Extracted data entries
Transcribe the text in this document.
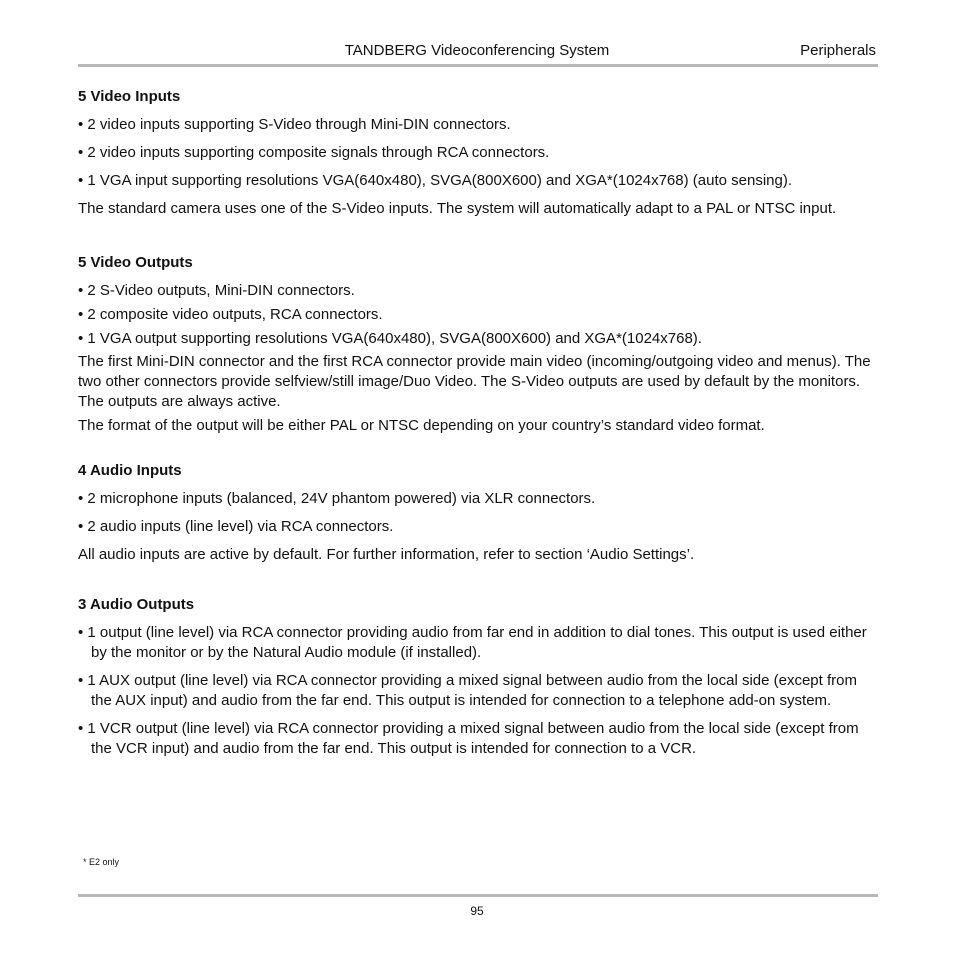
TANDBERG Videoconferencing System	Peripherals
5 Video Inputs

• 2 video inputs supporting S-Video through Mini-DIN connectors.

• 2 video inputs supporting composite signals through RCA connectors.

• 1 VGA input supporting resolutions VGA(640x480), SVGA(800X600) and XGA*(1024x768) (auto sensing).

The standard camera uses one of the S-Video inputs. The system will automatically adapt to a PAL or NTSC input.

5 Video Outputs

• 2 S-Video outputs, Mini-DIN connectors.

• 2 composite video outputs, RCA connectors.

• 1 VGA output supporting resolutions VGA(640x480), SVGA(800X600) and XGA*(1024x768).

The first Mini-DIN connector and the first RCA connector provide main video (incoming/outgoing video and menus). The two other connectors provide selfview/still image/Duo Video. The S-Video outputs are used by default by the monitors. The outputs are always active.

The format of the output will be either PAL or NTSC depending on your country’s standard video format.

4 Audio Inputs

• 2 microphone inputs (balanced, 24V phantom powered) via XLR connectors.

• 2 audio inputs (line level) via RCA connectors.

All audio inputs are active by default. For further information, refer to section ‘Audio Settings’.

3 Audio Outputs

• 1 output (line level) via RCA connector providing audio from far end in addition to dial tones. This output is used either by the monitor or by the Natural Audio module (if installed).

• 1 AUX output (line level) via RCA connector providing a mixed signal between audio from the local side (except from the AUX input) and audio from the far end. This output is intended for connection to a telephone add-on system.

• 1 VCR output (line level) via RCA connector providing a mixed signal between audio from the local side (except from the VCR input) and audio from the far end. This output is intended for connection to a VCR.

* E2 only
95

● **WORK REQUIRED**: Transcribe all of the records above character for character. Exclude the pictures.

● **THE OUTPUT**:
Transcribe the text in this document.
TANDBERG Videoconferencing System	Peripherals
5 Video Inputs

• 2 video inputs supporting S-Video through Mini-DIN connectors.

• 2 video inputs supporting composite signals through RCA connectors.

• 1 VGA input supporting resolutions VGA(640x480), SVGA(800X600) and XGA*(1024x768) (auto sensing).

The standard camera uses one of the S-Video inputs. The system will automatically adapt to a PAL or NTSC input.

5 Video Outputs

• 2 S-Video outputs, Mini-DIN connectors.

• 2 composite video outputs, RCA connectors.

• 1 VGA output supporting resolutions VGA(640x480), SVGA(800X600) and XGA*(1024x768).

The first Mini-DIN connector and the first RCA connector provide main video (incoming/outgoing video and menus). The two other connectors provide selfview/still image/Duo Video. The S-Video outputs are used by default by the monitors. The outputs are always active.

The format of the output will be either PAL or NTSC depending on your country’s standard video format.

4 Audio Inputs

• 2 microphone inputs (balanced, 24V phantom powered) via XLR connectors.

• 2 audio inputs (line level) via RCA connectors.

All audio inputs are active by default. For further information, refer to section ‘Audio Settings’.

3 Audio Outputs

• 1 output (line level) via RCA connector providing audio from far end in addition to dial tones. This output is used either by the monitor or by the Natural Audio module (if installed).

• 1 AUX output (line level) via RCA connector providing a mixed signal between audio from the local side (except from the AUX input) and audio from the far end. This output is intended for connection to a telephone add-on system.

• 1 VCR output (line level) via RCA connector providing a mixed signal between audio from the local side (except from the VCR input) and audio from the far end. This output is intended for connection to a VCR.

* E2 only
95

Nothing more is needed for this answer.